Start of Supplied passage
A thorough study targeted the probable connection between a low air quality index and COVID-19 spread in Italy, in Q2 of 2020.
Led by the Euro-Mediterranean Center on Climate Change (CMCC) Foundation, the study points toward the possible short-term correlation between exposure to three familiar atmospheric pollutants (PM10, PM2.5, and NO2) and COVID-19 incidence, lethality and mortality rates.
It has been speculated that the spread of SARS-CoV-2, the coronavirus that caused the present pandemic outbreak, is associated with short-term and long-term exposure to atmospheric pollutants, mostly particulate matters (PMs).
People who live in highly industrialized areas and are thus exposed to higher levels of pollution, could exhibit more severe symptoms. Additional studies have indicated that atmospheric pollutants can serve as virus carriers and increase pandemic diffusion.
A study that was published recently in the Environmental Pollution journal looked for any prospective short-term correlation between these two phenomena.
The study was performed in collaboration with the University of Salento and the Italian National Institute of Health (ISS) and focuses on the analysis of concentrations of atmospheric pollutants (NO2, PM10, PM2.5) together with the spatio-temporal distribution of cases and deaths (particularly incidence, lethality, and mortality rates) throughout Italy, down to the level of separate territorial areas, which include four of the most affected regions—Piedmont, Lombardy, Veneto, and Emilia-Romagna.
The data analysis has been limited to the first quarter of 2020 to reduce the lockdown-dependent biased effects on the atmospheric pollutant levels as much as possible.
Giovanni Aloisio, Full Professor, Department of Innovation Engineering, University of Salento
“Our results suggest the hypothesis of a moderate-to-strong correlation between the number of days exceeding the annual regulatory limits of PM10, PM2.5 and NO2 atmospheric pollutants and COVID-19 incidence, mortality and lethality rates for all the 107 Italian territorial areas under investigation, whereas weak-to-moderate correlations where found when the analysis was limited to four of the most affected regions in Northern Italy (Lombardy, Piedmont, Emilia-Romagna and Veneto),” added Aloisio, who is also the corresponding author of the study, a member of CMCC Strategic Board, and Director of the CMCC Supercomputing Center.
End of Supplied passage
Start of Given records
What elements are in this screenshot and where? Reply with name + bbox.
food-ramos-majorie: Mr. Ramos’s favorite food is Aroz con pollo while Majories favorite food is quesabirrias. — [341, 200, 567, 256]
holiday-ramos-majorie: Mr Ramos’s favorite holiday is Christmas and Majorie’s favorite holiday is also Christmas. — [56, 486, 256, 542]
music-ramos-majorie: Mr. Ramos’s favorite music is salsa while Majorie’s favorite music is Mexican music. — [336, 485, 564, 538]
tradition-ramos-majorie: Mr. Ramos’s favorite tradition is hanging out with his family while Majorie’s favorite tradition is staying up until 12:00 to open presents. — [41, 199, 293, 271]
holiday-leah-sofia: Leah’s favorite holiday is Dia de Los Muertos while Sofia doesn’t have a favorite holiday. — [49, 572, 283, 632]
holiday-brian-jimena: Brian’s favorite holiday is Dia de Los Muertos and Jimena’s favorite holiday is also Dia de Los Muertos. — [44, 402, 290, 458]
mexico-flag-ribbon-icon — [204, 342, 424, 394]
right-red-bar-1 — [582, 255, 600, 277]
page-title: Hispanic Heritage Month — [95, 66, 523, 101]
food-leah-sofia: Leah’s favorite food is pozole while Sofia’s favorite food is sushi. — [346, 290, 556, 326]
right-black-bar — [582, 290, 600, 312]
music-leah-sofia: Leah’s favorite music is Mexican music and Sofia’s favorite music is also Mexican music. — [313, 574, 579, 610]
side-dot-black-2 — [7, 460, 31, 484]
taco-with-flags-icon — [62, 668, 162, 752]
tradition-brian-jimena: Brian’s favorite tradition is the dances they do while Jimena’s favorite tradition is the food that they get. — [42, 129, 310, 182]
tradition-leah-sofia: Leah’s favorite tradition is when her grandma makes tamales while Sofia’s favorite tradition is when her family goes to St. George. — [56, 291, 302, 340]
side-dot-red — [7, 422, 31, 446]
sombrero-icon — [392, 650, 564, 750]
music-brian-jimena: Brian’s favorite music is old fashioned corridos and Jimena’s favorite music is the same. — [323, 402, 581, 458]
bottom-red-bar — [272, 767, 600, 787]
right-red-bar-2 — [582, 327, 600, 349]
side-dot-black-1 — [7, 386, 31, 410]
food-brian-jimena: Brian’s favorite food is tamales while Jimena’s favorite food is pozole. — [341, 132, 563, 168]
End of Given records
Directions for this task:
Carry on the article about air pollution and COVID-19 in Italy, starting right after its final sentence.

Response to the exercise:
In general, PM2.5 and PM10 exhibited a higher correlation compared to NO2 with COVID-19 incidence, lethality and mortality rates. Eventually, PM10 profiles have been further examined together with the variation in COVID-19 incidence rate for three of the most affected territorial regions in Northern Italy (that is, Brescia, Milan, and Bergamo) in March 2020.
All areas exhibited a similar PM10 time trend but a distinct COVID-19 incidence rate variation, which was less severe in Milan than in Bergamo and Brescia.
In the future, the analysis will be extended to consider outbreak dynamics and confounding factors, such as ethnicity, hospital beds, population size, number of individuals tested for COVID-19, weather, socioeconomic and behavioral variables (for example, obesity, income, and smoking habits), days from the first reported case of COVID-19, population age distribution, and days from the issuance of the stay-at-home order, etc.
The study findings indicate that confounding factors must be accounted for to justify why the almost equal PM10 profiles observed in Bergamo, Brescia and Milan during Q1 of 2020 did not produce analogous changes in COVID-19 incidence rates.
Besides, confounders may justify the discrepancies in the statistical significance of correlations identified when a four-region subset is compared with the entire Italian country. Eventually, climate change negatively impacts human health and its prospective role in the pandemic spread warrants additional investigation.
Accarino, G., et al. (2020) Assessing correlations between short-term exposure to atmospheric pollutants and COVID-19 spread in all Italian territorial areas. Environmental Pollution. doi.org/10.1016/j.envpol.2020.115714.